**Set task**
Locate the line containing "Parse this screenshot: output" in the material below. Copy that line and all following lines through the end exactly, omitting any pictures.
-- Begin --
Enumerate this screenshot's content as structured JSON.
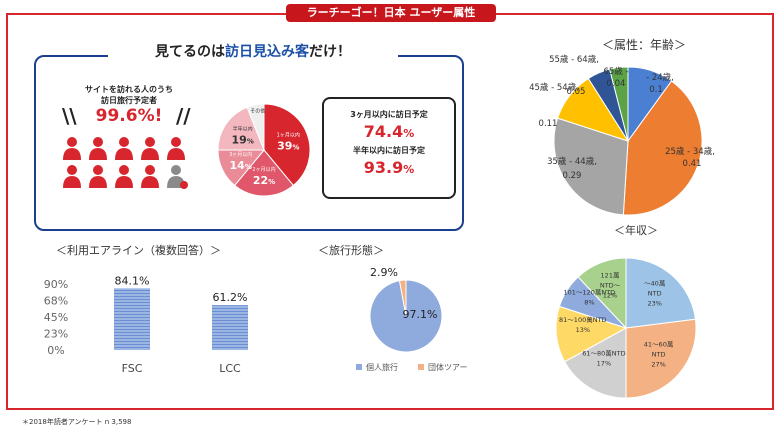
{
  "header": {
    "title": "ラーチーゴー！日本 ユーザー属性"
  },
  "visit": {
    "title_prefix": "見てるのは",
    "title_highlight": "訪日見込み客",
    "title_suffix": "だけ！",
    "site_label_line1": "サイトを訪れる人のうち",
    "site_label_line2": "訪日旅行予定者",
    "pct": "99.6%!",
    "slash": "\\\\",
    "slash_right": "//"
  },
  "stats": {
    "label_3m": "3ヶ月以内に訪日予定",
    "value_3m": "74.4",
    "label_6m": "半年以内に訪日予定",
    "value_6m": "93.9",
    "unit": "%"
  },
  "section_titles": {
    "age": "＜属性：年齢＞",
    "income": "＜年収＞",
    "airline": "＜利用エアライン（複数回答）＞",
    "travel": "＜旅行形態＞"
  },
  "colors": {
    "red": "#d7262d",
    "navy": "#1b3f8f",
    "person_red": "#d7262d",
    "person_gray": "#8a8a8a"
  },
  "footnote": "＊2018年読者アンケート n 3,598",
  "chart_data": [
    {
      "id": "visit_timing",
      "type": "pie",
      "slices": [
        {
          "label": "1ヶ月以内",
          "value": 39,
          "display": "39",
          "color": "#d7262d"
        },
        {
          "label": "2ヶ月以内",
          "value": 22,
          "display": "22",
          "color": "#e0566a"
        },
        {
          "label": "3ヶ月以内",
          "value": 14,
          "display": "14",
          "color": "#ea8b98"
        },
        {
          "label": "半年以内",
          "value": 19,
          "display": "19",
          "color": "#f3b7bf"
        },
        {
          "label": "その他",
          "value": 6,
          "display": "",
          "color": "#efefef"
        }
      ],
      "unit": "%"
    },
    {
      "id": "age",
      "type": "pie",
      "title": "＜属性：年齢＞",
      "slices": [
        {
          "label": "65歳 -",
          "value": 0.04,
          "display": "0.04",
          "color": "#5aa447"
        },
        {
          "label": "- 24歳,",
          "value": 0.1,
          "display": "0.1",
          "color": "#4a7fd1"
        },
        {
          "label": "25歳 - 34歳,",
          "value": 0.41,
          "display": "0.41",
          "color": "#ed7d31"
        },
        {
          "label": "35歳 - 44歳,",
          "value": 0.29,
          "display": "0.29",
          "color": "#a5a5a5"
        },
        {
          "label": "45歳 - 54歳,",
          "value": 0.11,
          "display": "0.11",
          "color": "#ffc000"
        },
        {
          "label": "55歳 - 64歳,",
          "value": 0.05,
          "display": "0.05",
          "color": "#2f5597"
        }
      ]
    },
    {
      "id": "income",
      "type": "pie",
      "title": "＜年収＞",
      "slices": [
        {
          "label": "121萬 NTD〜",
          "value": 12,
          "display": "12%",
          "color": "#a9d18e"
        },
        {
          "label": "〜40萬 NTD",
          "value": 23,
          "display": "23%",
          "color": "#9dc3e6"
        },
        {
          "label": "41〜60萬 NTD",
          "value": 27,
          "display": "27%",
          "color": "#f4b183"
        },
        {
          "label": "61〜80萬NTD",
          "value": 17,
          "display": "17%",
          "color": "#d0d0d0"
        },
        {
          "label": "81〜100萬NTD",
          "value": 13,
          "display": "13%",
          "color": "#ffd966"
        },
        {
          "label": "101〜120萬NTD",
          "value": 8,
          "display": "8%",
          "color": "#8faadc"
        }
      ]
    },
    {
      "id": "airline",
      "type": "bar",
      "title": "＜利用エアライン（複数回答）＞",
      "categories": [
        "FSC",
        "LCC"
      ],
      "values": [
        84.1,
        61.2
      ],
      "value_labels": [
        "84.1%",
        "61.2%"
      ],
      "y_ticks": [
        "90%",
        "68%",
        "45%",
        "23%",
        "0%"
      ],
      "ylim": [
        0,
        90
      ]
    },
    {
      "id": "travel",
      "type": "pie",
      "title": "＜旅行形態＞",
      "slices": [
        {
          "label": "個人旅行",
          "value": 97.1,
          "display": "97.1%",
          "color": "#8faadc"
        },
        {
          "label": "団体ツアー",
          "value": 2.9,
          "display": "2.9%",
          "color": "#f4b183"
        }
      ]
    }
  ]
}
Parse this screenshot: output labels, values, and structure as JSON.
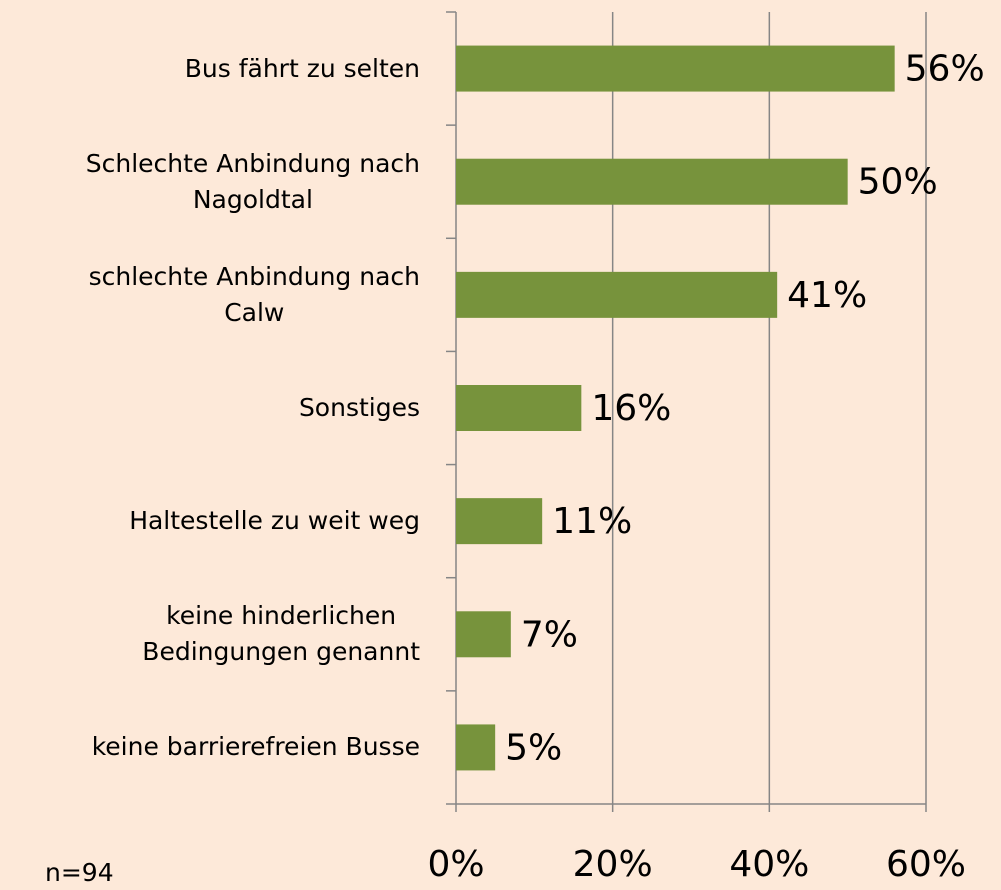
{
  "chart_data": {
    "type": "bar",
    "orientation": "horizontal",
    "categories": [
      "Bus fährt zu selten",
      "Schlechte Anbindung nach\nNagoldtal",
      "schlechte Anbindung nach\nCalw",
      "Sonstiges",
      "Haltestelle zu weit weg",
      "keine hinderlichen\nBedingungen genannt",
      "keine barrierefreien Busse"
    ],
    "values": [
      56,
      50,
      41,
      16,
      11,
      7,
      5
    ],
    "value_labels": [
      "56%",
      "50%",
      "41%",
      "16%",
      "11%",
      "7%",
      "5%"
    ],
    "color": "#77933c",
    "xlim": [
      0,
      60
    ],
    "xticks": [
      {
        "value": 0,
        "label": "0%"
      },
      {
        "value": 20,
        "label": "20%"
      },
      {
        "value": 40,
        "label": "40%"
      },
      {
        "value": 60,
        "label": "60%"
      }
    ],
    "grid": true,
    "annotation": "n=94"
  }
}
-- End --
**Solution to this exercise**
Parse this screenshot: output labels, values, and structure as JSON.
{
  "chart_data": {
    "type": "bar",
    "orientation": "horizontal",
    "categories": [
      "Bus fährt zu selten",
      "Schlechte Anbindung nach\nNagoldtal",
      "schlechte Anbindung nach\nCalw",
      "Sonstiges",
      "Haltestelle zu weit weg",
      "keine hinderlichen\nBedingungen genannt",
      "keine barrierefreien Busse"
    ],
    "values": [
      56,
      50,
      41,
      16,
      11,
      7,
      5
    ],
    "value_labels": [
      "56%",
      "50%",
      "41%",
      "16%",
      "11%",
      "7%",
      "5%"
    ],
    "color": "#77933c",
    "xlim": [
      0,
      60
    ],
    "xticks": [
      {
        "value": 0,
        "label": "0%"
      },
      {
        "value": 20,
        "label": "20%"
      },
      {
        "value": 40,
        "label": "40%"
      },
      {
        "value": 60,
        "label": "60%"
      }
    ],
    "grid": true,
    "annotation": "n=94"
  }
}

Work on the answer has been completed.